**Direction:** Some lines of these records may hold the word "Time"; state how many, using only the number.
-- Start Information shown --
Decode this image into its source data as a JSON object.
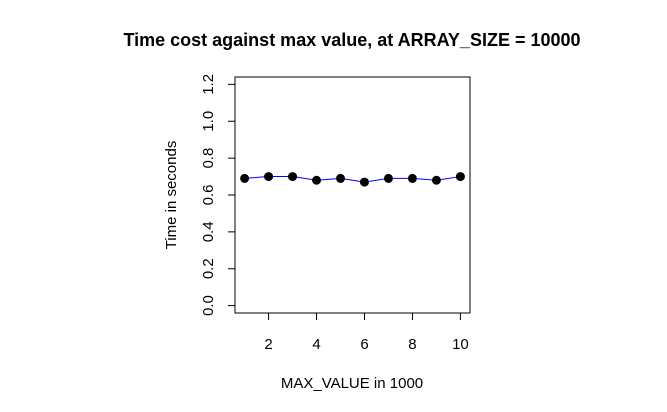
{
  "chart_data": {
    "type": "line",
    "title": "Time cost against max value, at ARRAY_SIZE = 10000",
    "xlabel": "MAX_VALUE in 1000",
    "ylabel": "Time in seconds",
    "x": [
      1,
      2,
      3,
      4,
      5,
      6,
      7,
      8,
      9,
      10
    ],
    "series": [
      {
        "values": [
          0.69,
          0.7,
          0.7,
          0.68,
          0.69,
          0.67,
          0.69,
          0.69,
          0.68,
          0.7
        ],
        "line_color": "#0000ff",
        "marker_color": "#000000"
      }
    ],
    "xlim": [
      0.6,
      10.4
    ],
    "ylim": [
      -0.04,
      1.24
    ],
    "xticks": [
      2,
      4,
      6,
      8,
      10
    ],
    "xtick_labels": [
      "2",
      "4",
      "6",
      "8",
      "10"
    ],
    "yticks": [
      0.0,
      0.2,
      0.4,
      0.6,
      0.8,
      1.0,
      1.2
    ],
    "ytick_labels": [
      "0.0",
      "0.2",
      "0.4",
      "0.6",
      "0.8",
      "1.0",
      "1.2"
    ],
    "grid": false,
    "legend": "none"
  }
}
-- End Information shown --
**Task result:** 2